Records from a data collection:
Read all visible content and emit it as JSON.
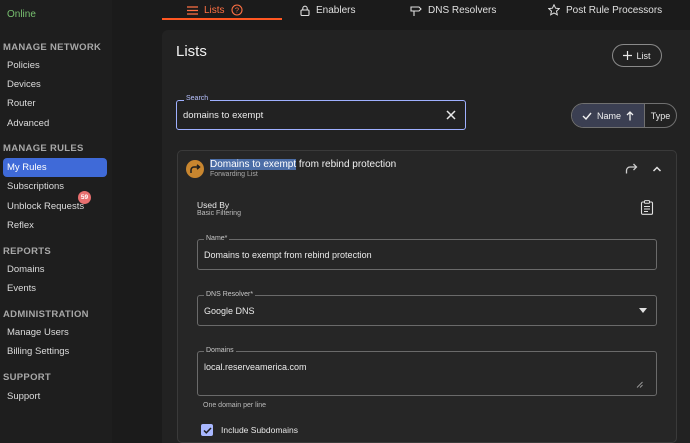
{
  "sidebar": {
    "status": "Online",
    "sections": [
      {
        "heading": "MANAGE NETWORK",
        "items": [
          "Policies",
          "Devices",
          "Router",
          "Advanced"
        ]
      },
      {
        "heading": "MANAGE RULES",
        "items": [
          "My Rules",
          "Subscriptions",
          "Unblock Requests",
          "Reflex"
        ]
      },
      {
        "heading": "REPORTS",
        "items": [
          "Domains",
          "Events"
        ]
      },
      {
        "heading": "ADMINISTRATION",
        "items": [
          "Manage Users",
          "Billing Settings"
        ]
      },
      {
        "heading": "SUPPORT",
        "items": [
          "Support"
        ]
      }
    ],
    "active_item": "My Rules",
    "unblock_badge": "59"
  },
  "tabs": [
    {
      "label": "Lists",
      "icon": "list-icon",
      "active": true
    },
    {
      "label": "Enablers",
      "icon": "lock-icon"
    },
    {
      "label": "DNS Resolvers",
      "icon": "signpost-icon"
    },
    {
      "label": "Post Rule Processors",
      "icon": "star-icon"
    }
  ],
  "page": {
    "title": "Lists",
    "add_button": "List"
  },
  "search": {
    "label": "Search",
    "value": "domains to exempt"
  },
  "sort": {
    "name_label": "Name",
    "type_label": "Type"
  },
  "card": {
    "title_highlight": "Domains to exempt",
    "title_rest": " from rebind protection",
    "subtitle": "Forwarding List",
    "used_by_heading": "Used By",
    "used_by_value": "Basic Filtering",
    "name_label": "Name*",
    "name_value": "Domains to exempt from rebind protection",
    "resolver_label": "DNS Resolver*",
    "resolver_value": "Google DNS",
    "domains_label": "Domains",
    "domains_value": "local.reserveamerica.com",
    "domains_helper": "One domain per line",
    "include_subdomains_label": "Include Subdomains",
    "include_subdomains_checked": true
  },
  "colors": {
    "accent": "#ff5722",
    "active_nav": "#3f6ad8",
    "badge": "#e86f6f",
    "avatar": "#c8862f"
  }
}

▶ _Exercise goal_
Pull out each line of the listing that holds the string "true".

▶ _Correct result_
      "active": true
    "include_subdomains_checked": true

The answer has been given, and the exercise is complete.